>>>

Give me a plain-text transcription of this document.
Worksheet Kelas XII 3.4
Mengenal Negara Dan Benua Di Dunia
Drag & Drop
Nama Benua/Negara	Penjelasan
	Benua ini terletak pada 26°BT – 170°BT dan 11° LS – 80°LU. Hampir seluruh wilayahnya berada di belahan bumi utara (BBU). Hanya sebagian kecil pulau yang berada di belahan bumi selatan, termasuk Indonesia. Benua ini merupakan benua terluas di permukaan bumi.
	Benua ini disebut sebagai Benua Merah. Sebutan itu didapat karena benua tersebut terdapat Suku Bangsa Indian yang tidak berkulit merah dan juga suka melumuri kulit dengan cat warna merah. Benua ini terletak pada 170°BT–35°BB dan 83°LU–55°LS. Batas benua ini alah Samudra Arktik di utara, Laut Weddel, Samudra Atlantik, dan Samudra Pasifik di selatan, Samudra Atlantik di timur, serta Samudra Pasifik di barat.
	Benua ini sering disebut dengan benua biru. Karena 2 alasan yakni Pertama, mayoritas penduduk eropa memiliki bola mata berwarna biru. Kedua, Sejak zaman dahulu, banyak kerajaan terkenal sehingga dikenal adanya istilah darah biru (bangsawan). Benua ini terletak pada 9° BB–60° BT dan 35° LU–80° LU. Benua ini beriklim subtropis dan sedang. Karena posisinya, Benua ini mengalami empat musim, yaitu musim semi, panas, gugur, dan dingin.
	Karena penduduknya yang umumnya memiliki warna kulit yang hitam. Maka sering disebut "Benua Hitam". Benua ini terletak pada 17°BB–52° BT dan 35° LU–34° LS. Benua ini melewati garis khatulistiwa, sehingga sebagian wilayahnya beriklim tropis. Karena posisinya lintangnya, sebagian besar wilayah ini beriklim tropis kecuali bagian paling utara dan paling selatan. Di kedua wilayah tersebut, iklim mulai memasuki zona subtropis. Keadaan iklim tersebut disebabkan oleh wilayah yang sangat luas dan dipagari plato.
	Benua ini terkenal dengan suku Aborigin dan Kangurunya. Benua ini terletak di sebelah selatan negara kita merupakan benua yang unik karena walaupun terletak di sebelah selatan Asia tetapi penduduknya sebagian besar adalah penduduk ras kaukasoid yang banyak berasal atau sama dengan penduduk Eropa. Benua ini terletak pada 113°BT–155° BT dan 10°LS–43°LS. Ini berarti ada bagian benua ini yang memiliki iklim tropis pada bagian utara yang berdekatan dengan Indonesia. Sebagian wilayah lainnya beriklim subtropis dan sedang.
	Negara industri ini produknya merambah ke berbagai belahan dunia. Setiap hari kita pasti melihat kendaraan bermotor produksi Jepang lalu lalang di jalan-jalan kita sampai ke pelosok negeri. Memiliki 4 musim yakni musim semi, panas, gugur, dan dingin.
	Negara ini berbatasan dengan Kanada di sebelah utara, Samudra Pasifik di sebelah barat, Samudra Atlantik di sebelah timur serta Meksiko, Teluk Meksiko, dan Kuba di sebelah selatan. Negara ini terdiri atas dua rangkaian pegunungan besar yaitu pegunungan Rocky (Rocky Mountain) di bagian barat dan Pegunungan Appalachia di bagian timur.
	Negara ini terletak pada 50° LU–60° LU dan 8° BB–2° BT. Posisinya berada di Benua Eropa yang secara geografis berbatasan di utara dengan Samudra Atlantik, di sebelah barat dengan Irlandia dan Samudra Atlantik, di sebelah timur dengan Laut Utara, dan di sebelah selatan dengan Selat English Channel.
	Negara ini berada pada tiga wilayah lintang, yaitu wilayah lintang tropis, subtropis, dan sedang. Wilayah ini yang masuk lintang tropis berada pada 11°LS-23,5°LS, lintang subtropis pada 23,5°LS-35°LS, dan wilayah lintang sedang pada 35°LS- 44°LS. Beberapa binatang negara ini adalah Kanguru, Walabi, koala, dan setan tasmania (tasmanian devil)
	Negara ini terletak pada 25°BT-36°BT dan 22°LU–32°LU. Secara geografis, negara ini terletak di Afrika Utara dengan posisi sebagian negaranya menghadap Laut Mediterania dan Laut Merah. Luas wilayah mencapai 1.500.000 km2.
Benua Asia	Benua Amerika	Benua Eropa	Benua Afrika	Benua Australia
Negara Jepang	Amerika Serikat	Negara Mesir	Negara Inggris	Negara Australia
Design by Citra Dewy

<<<

Your task is to repeat each line of the material exactly.

Give me a plain-text transcription of this document.
Worksheet Kelas XII 3.4
Mengenal Negara Dan Benua Di Dunia
Drag & Drop
Nama Benua/Negara	Penjelasan
	Benua ini terletak pada 26°BT – 170°BT dan 11° LS – 80°LU. Hampir seluruh wilayahnya berada di belahan bumi utara (BBU). Hanya sebagian kecil pulau yang berada di belahan bumi selatan, termasuk Indonesia. Benua ini merupakan benua terluas di permukaan bumi.
	Benua ini disebut sebagai Benua Merah. Sebutan itu didapat karena benua tersebut terdapat Suku Bangsa Indian yang tidak berkulit merah dan juga suka melumuri kulit dengan cat warna merah. Benua ini terletak pada 170°BT–35°BB dan 83°LU–55°LS. Batas benua ini alah Samudra Arktik di utara, Laut Weddel, Samudra Atlantik, dan Samudra Pasifik di selatan, Samudra Atlantik di timur, serta Samudra Pasifik di barat.
	Benua ini sering disebut dengan benua biru. Karena 2 alasan yakni Pertama, mayoritas penduduk eropa memiliki bola mata berwarna biru. Kedua, Sejak zaman dahulu, banyak kerajaan terkenal sehingga dikenal adanya istilah darah biru (bangsawan). Benua ini terletak pada 9° BB–60° BT dan 35° LU–80° LU. Benua ini beriklim subtropis dan sedang. Karena posisinya, Benua ini mengalami empat musim, yaitu musim semi, panas, gugur, dan dingin.
	Karena penduduknya yang umumnya memiliki warna kulit yang hitam. Maka sering disebut "Benua Hitam". Benua ini terletak pada 17°BB–52° BT dan 35° LU–34° LS. Benua ini melewati garis khatulistiwa, sehingga sebagian wilayahnya beriklim tropis. Karena posisinya lintangnya, sebagian besar wilayah ini beriklim tropis kecuali bagian paling utara dan paling selatan. Di kedua wilayah tersebut, iklim mulai memasuki zona subtropis. Keadaan iklim tersebut disebabkan oleh wilayah yang sangat luas dan dipagari plato.
	Benua ini terkenal dengan suku Aborigin dan Kangurunya. Benua ini terletak di sebelah selatan negara kita merupakan benua yang unik karena walaupun terletak di sebelah selatan Asia tetapi penduduknya sebagian besar adalah penduduk ras kaukasoid yang banyak berasal atau sama dengan penduduk Eropa. Benua ini terletak pada 113°BT–155° BT dan 10°LS–43°LS. Ini berarti ada bagian benua ini yang memiliki iklim tropis pada bagian utara yang berdekatan dengan Indonesia. Sebagian wilayah lainnya beriklim subtropis dan sedang.
	Negara industri ini produknya merambah ke berbagai belahan dunia. Setiap hari kita pasti melihat kendaraan bermotor produksi Jepang lalu lalang di jalan-jalan kita sampai ke pelosok negeri. Memiliki 4 musim yakni musim semi, panas, gugur, dan dingin.
	Negara ini berbatasan dengan Kanada di sebelah utara, Samudra Pasifik di sebelah barat, Samudra Atlantik di sebelah timur serta Meksiko, Teluk Meksiko, dan Kuba di sebelah selatan. Negara ini terdiri atas dua rangkaian pegunungan besar yaitu pegunungan Rocky (Rocky Mountain) di bagian barat dan Pegunungan Appalachia di bagian timur.
	Negara ini terletak pada 50° LU–60° LU dan 8° BB–2° BT. Posisinya berada di Benua Eropa yang secara geografis berbatasan di utara dengan Samudra Atlantik, di sebelah barat dengan Irlandia dan Samudra Atlantik, di sebelah timur dengan Laut Utara, dan di sebelah selatan dengan Selat English Channel.
	Negara ini berada pada tiga wilayah lintang, yaitu wilayah lintang tropis, subtropis, dan sedang. Wilayah ini yang masuk lintang tropis berada pada 11°LS-23,5°LS, lintang subtropis pada 23,5°LS-35°LS, dan wilayah lintang sedang pada 35°LS- 44°LS. Beberapa binatang negara ini adalah Kanguru, Walabi, koala, dan setan tasmania (tasmanian devil)
	Negara ini terletak pada 25°BT-36°BT dan 22°LU–32°LU. Secara geografis, negara ini terletak di Afrika Utara dengan posisi sebagian negaranya menghadap Laut Mediterania dan Laut Merah. Luas wilayah mencapai 1.500.000 km2.
Benua Asia	Benua Amerika	Benua Eropa	Benua Afrika	Benua Australia
Negara Jepang	Amerika Serikat	Negara Mesir	Negara Inggris	Negara Australia
Design by Citra Dewy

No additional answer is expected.